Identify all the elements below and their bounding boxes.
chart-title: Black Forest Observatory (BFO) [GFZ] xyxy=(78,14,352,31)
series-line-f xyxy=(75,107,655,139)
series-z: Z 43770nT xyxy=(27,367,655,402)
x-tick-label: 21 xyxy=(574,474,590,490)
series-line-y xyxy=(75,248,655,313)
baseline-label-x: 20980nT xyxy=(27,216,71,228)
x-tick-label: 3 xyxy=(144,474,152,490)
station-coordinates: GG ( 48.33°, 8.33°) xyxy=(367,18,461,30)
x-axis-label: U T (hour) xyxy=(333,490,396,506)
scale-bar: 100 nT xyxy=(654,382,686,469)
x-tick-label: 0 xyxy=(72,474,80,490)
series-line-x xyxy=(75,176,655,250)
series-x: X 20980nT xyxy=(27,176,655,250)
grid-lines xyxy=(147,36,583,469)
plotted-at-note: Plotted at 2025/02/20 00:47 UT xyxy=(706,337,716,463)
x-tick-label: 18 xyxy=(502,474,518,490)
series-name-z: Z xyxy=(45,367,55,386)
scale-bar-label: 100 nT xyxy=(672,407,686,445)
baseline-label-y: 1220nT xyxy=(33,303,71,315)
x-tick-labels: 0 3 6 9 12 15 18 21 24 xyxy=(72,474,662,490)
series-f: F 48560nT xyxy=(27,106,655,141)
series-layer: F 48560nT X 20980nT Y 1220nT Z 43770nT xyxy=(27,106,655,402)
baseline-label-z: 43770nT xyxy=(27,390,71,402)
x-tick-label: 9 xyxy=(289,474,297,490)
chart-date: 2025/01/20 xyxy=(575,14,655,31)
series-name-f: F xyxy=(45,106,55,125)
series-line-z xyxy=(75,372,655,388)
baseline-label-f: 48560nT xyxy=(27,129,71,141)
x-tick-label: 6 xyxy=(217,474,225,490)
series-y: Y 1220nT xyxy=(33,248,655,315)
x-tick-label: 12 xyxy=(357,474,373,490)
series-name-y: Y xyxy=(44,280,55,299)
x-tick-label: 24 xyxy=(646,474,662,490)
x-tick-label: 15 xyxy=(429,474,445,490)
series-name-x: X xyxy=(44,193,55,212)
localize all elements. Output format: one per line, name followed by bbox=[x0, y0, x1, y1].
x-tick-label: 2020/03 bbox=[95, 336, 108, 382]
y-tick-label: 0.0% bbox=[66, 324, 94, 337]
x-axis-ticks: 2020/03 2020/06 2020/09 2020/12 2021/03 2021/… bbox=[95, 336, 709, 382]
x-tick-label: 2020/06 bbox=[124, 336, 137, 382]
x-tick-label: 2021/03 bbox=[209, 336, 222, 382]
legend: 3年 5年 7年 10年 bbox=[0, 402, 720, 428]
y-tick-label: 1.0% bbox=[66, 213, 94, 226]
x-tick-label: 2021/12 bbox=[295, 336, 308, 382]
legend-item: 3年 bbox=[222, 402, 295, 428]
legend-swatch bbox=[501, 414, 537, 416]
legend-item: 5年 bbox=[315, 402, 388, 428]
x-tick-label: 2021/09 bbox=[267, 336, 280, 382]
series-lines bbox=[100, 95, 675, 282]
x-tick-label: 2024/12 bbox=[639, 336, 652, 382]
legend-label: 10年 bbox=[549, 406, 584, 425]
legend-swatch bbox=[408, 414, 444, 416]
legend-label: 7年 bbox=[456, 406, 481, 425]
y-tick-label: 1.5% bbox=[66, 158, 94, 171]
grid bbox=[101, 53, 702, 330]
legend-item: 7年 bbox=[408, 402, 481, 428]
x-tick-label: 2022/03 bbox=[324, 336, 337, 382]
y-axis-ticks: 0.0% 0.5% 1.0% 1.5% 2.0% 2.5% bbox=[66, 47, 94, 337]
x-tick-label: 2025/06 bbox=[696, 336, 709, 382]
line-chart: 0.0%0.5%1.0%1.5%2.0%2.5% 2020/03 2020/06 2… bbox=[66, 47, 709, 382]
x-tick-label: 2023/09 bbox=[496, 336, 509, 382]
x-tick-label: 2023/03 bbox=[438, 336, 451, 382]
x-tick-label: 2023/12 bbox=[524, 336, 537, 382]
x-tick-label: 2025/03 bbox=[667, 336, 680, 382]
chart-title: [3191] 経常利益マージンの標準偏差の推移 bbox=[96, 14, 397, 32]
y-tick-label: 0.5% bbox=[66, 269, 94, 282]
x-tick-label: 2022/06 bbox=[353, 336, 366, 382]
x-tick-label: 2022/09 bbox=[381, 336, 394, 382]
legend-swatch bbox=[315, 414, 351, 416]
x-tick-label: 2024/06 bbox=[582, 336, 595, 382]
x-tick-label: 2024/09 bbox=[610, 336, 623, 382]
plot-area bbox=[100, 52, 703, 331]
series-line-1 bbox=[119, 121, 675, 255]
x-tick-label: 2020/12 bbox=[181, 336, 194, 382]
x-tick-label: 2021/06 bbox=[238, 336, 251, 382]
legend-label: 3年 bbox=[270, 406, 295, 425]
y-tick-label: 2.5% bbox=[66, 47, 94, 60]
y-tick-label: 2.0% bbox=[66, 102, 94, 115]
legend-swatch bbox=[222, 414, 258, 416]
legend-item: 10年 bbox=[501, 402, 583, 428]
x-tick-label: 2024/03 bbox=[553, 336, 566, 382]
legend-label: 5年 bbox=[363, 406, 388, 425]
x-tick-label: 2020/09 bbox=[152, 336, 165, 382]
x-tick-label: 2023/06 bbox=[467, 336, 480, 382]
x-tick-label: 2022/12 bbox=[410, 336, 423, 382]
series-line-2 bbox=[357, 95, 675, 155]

● **Set problem**
Repeat the data above in full, swapping each "legend-swatch" for "legend-marker" and leaving every other character unchanged.

● **Response to the task**
Identify all the elements below and their bounding boxes.
chart-title: Black Forest Observatory (BFO) [GFZ] xyxy=(78,14,352,31)
series-line-f xyxy=(75,107,655,139)
series-z: Z 43770nT xyxy=(27,367,655,402)
x-tick-label: 21 xyxy=(574,474,590,490)
series-line-y xyxy=(75,248,655,313)
baseline-label-x: 20980nT xyxy=(27,216,71,228)
x-tick-label: 3 xyxy=(144,474,152,490)
station-coordinates: GG ( 48.33°, 8.33°) xyxy=(367,18,461,30)
x-axis-label: U T (hour) xyxy=(333,490,396,506)
scale-bar: 100 nT xyxy=(654,382,686,469)
x-tick-label: 0 xyxy=(72,474,80,490)
series-line-x xyxy=(75,176,655,250)
series-x: X 20980nT xyxy=(27,176,655,250)
grid-lines xyxy=(147,36,583,469)
plotted-at-note: Plotted at 2025/02/20 00:47 UT xyxy=(706,337,716,463)
x-tick-label: 18 xyxy=(502,474,518,490)
series-name-z: Z xyxy=(45,367,55,386)
scale-bar-label: 100 nT xyxy=(672,407,686,445)
baseline-label-y: 1220nT xyxy=(33,303,71,315)
x-tick-labels: 0 3 6 9 12 15 18 21 24 xyxy=(72,474,662,490)
series-f: F 48560nT xyxy=(27,106,655,141)
series-layer: F 48560nT X 20980nT Y 1220nT Z 43770nT xyxy=(27,106,655,402)
baseline-label-z: 43770nT xyxy=(27,390,71,402)
x-tick-label: 9 xyxy=(289,474,297,490)
chart-date: 2025/01/20 xyxy=(575,14,655,31)
series-name-f: F xyxy=(45,106,55,125)
series-line-z xyxy=(75,372,655,388)
baseline-label-f: 48560nT xyxy=(27,129,71,141)
x-tick-label: 6 xyxy=(217,474,225,490)
series-y: Y 1220nT xyxy=(33,248,655,315)
x-tick-label: 12 xyxy=(357,474,373,490)
series-name-y: Y xyxy=(44,280,55,299)
x-tick-label: 24 xyxy=(646,474,662,490)
x-tick-label: 15 xyxy=(429,474,445,490)
series-name-x: X xyxy=(44,193,55,212)
localize all elements. Output format: one per line, name followed by bbox=[x0, y0, x1, y1].
x-tick-label: 2020/03 bbox=[95, 336, 108, 382]
y-tick-label: 0.0% bbox=[66, 324, 94, 337]
x-axis-ticks: 2020/03 2020/06 2020/09 2020/12 2021/03 2021/… bbox=[95, 336, 709, 382]
x-tick-label: 2020/06 bbox=[124, 336, 137, 382]
x-tick-label: 2021/03 bbox=[209, 336, 222, 382]
legend: 3年 5年 7年 10年 bbox=[0, 402, 720, 428]
y-tick-label: 1.0% bbox=[66, 213, 94, 226]
x-tick-label: 2021/12 bbox=[295, 336, 308, 382]
legend-item: 3年 bbox=[222, 402, 295, 428]
legend-marker bbox=[501, 414, 537, 416]
legend-item: 5年 bbox=[315, 402, 388, 428]
x-tick-label: 2021/09 bbox=[267, 336, 280, 382]
series-lines bbox=[100, 95, 675, 282]
x-tick-label: 2024/12 bbox=[639, 336, 652, 382]
legend-label: 10年 bbox=[549, 406, 584, 425]
legend-marker bbox=[408, 414, 444, 416]
legend-label: 7年 bbox=[456, 406, 481, 425]
y-tick-label: 1.5% bbox=[66, 158, 94, 171]
grid bbox=[101, 53, 702, 330]
legend-item: 7年 bbox=[408, 402, 481, 428]
x-tick-label: 2022/03 bbox=[324, 336, 337, 382]
y-axis-ticks: 0.0% 0.5% 1.0% 1.5% 2.0% 2.5% bbox=[66, 47, 94, 337]
x-tick-label: 2025/06 bbox=[696, 336, 709, 382]
line-chart: 0.0%0.5%1.0%1.5%2.0%2.5% 2020/03 2020/06 2… bbox=[66, 47, 709, 382]
x-tick-label: 2023/09 bbox=[496, 336, 509, 382]
x-tick-label: 2023/03 bbox=[438, 336, 451, 382]
x-tick-label: 2023/12 bbox=[524, 336, 537, 382]
x-tick-label: 2025/03 bbox=[667, 336, 680, 382]
chart-title: [3191] 経常利益マージンの標準偏差の推移 bbox=[96, 14, 397, 32]
y-tick-label: 0.5% bbox=[66, 269, 94, 282]
x-tick-label: 2022/06 bbox=[353, 336, 366, 382]
x-tick-label: 2022/09 bbox=[381, 336, 394, 382]
legend-marker bbox=[315, 414, 351, 416]
x-tick-label: 2024/06 bbox=[582, 336, 595, 382]
x-tick-label: 2024/09 bbox=[610, 336, 623, 382]
plot-area bbox=[100, 52, 703, 331]
series-line-1 bbox=[119, 121, 675, 255]
x-tick-label: 2020/12 bbox=[181, 336, 194, 382]
x-tick-label: 2021/06 bbox=[238, 336, 251, 382]
legend-label: 3年 bbox=[270, 406, 295, 425]
y-tick-label: 2.5% bbox=[66, 47, 94, 60]
y-tick-label: 2.0% bbox=[66, 102, 94, 115]
legend-marker bbox=[222, 414, 258, 416]
legend-item: 10年 bbox=[501, 402, 583, 428]
x-tick-label: 2024/03 bbox=[553, 336, 566, 382]
legend-label: 5年 bbox=[363, 406, 388, 425]
x-tick-label: 2020/09 bbox=[152, 336, 165, 382]
x-tick-label: 2023/06 bbox=[467, 336, 480, 382]
x-tick-label: 2022/12 bbox=[410, 336, 423, 382]
series-line-2 bbox=[357, 95, 675, 155]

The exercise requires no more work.